## TASK TO COMPLETE:
Do any lines in the data below contain "judiciales"? If so, copy every one of them.

Start of EXERCISE INPUT

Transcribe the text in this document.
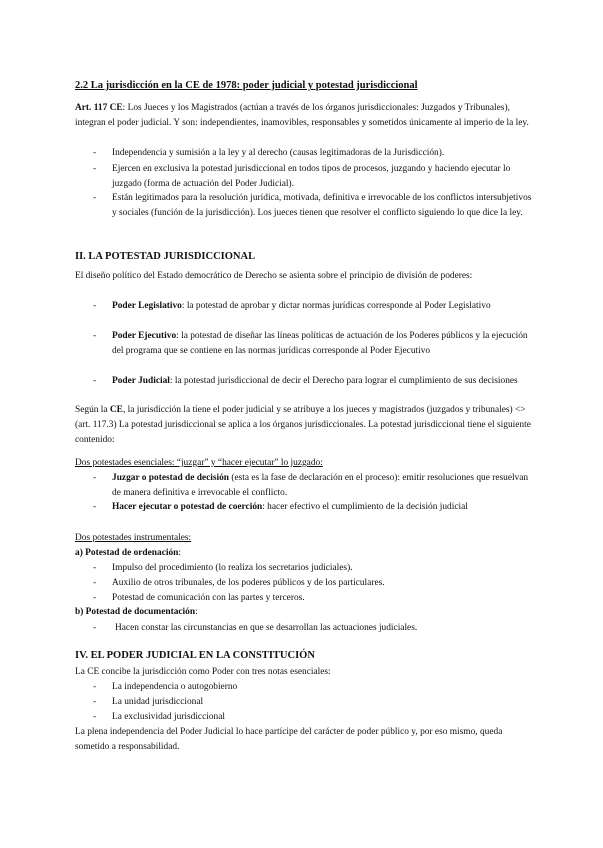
2.2 La jurisdicción en la CE de 1978: poder judicial y potestad jurisdiccional
Art. 117 CE: Los Jueces y los Magistrados (actúan a través de los órganos jurisdiccionales: Juzgados y Tribunales), integran el poder judicial. Y son: independientes, inamovibles, responsables y sometidos únicamente al imperio de la ley.
-	Independencia y sumisión a la ley y al derecho (causas legitimadoras de la Jurisdicción).
-	Ejercen en exclusiva la potestad jurisdiccional en todos tipos de procesos, juzgando y haciendo ejecutar lo juzgado (forma de actuación del Poder Judicial).
-	Están legitimados para la resolución jurídica, motivada, definitiva e irrevocable de los conflictos intersubjetivos y sociales (función de la jurisdicción). Los jueces tienen que resolver el conflicto siguiendo lo que dice la ley.
II. LA POTESTAD JURISDICCIONAL
El diseño político del Estado democrático de Derecho se asienta sobre el principio de división de poderes:
-	Poder Legislativo: la potestad de aprobar y dictar normas jurídicas corresponde al Poder Legislativo
-	Poder Ejecutivo: la potestad de diseñar las líneas políticas de actuación de los Poderes públicos y la ejecución del programa que se contiene en las normas jurídicas corresponde al Poder Ejecutivo
-	Poder Judicial: la potestad jurisdiccional de decir el Derecho para lograr el cumplimiento de sus decisiones
Según la CE, la jurisdicción la tiene el poder judicial y se atribuye a los jueces y magistrados (juzgados y tribunales) <> (art. 117.3) La potestad jurisdiccional se aplica a los órganos jurisdiccionales. La potestad jurisdiccional tiene el siguiente contenido:
Dos potestades esenciales: “juzgar” y “hacer ejecutar” lo juzgado:
-	Juzgar o potestad de decisión (esta es la fase de declaración en el proceso): emitir resoluciones que resuelvan de manera definitiva e irrevocable el conflicto.
-	Hacer ejecutar o potestad de coerción: hacer efectivo el cumplimiento de la decisión judicial
Dos potestades instrumentales:
a) Potestad de ordenación:
-	Impulso del procedimiento (lo realiza los secretarios judiciales).
-	Auxilio de otros tribunales, de los poderes públicos y de los particulares.
-	Potestad de comunicación con las partes y terceros.
b) Potestad de documentación:
-	Hacen constar las circunstancias en que se desarrollan las actuaciones judiciales.
IV. EL PODER JUDICIAL EN LA CONSTITUCIÓN
La CE concibe la jurisdicción como Poder con tres notas esenciales:
-	La independencia o autogobierno
-	La unidad jurisdiccional
-	La exclusividad jurisdiccional
La plena independencia del Poder Judicial lo hace partícipe del carácter de poder público y, por eso mismo, queda sometido a responsabilidad.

End of EXERCISE INPUT

## TASK OUTPUT:
-	Impulso del procedimiento (lo realiza los secretarios judiciales).
-	Hacen constar las circunstancias en que se desarrollan las actuaciones judiciales.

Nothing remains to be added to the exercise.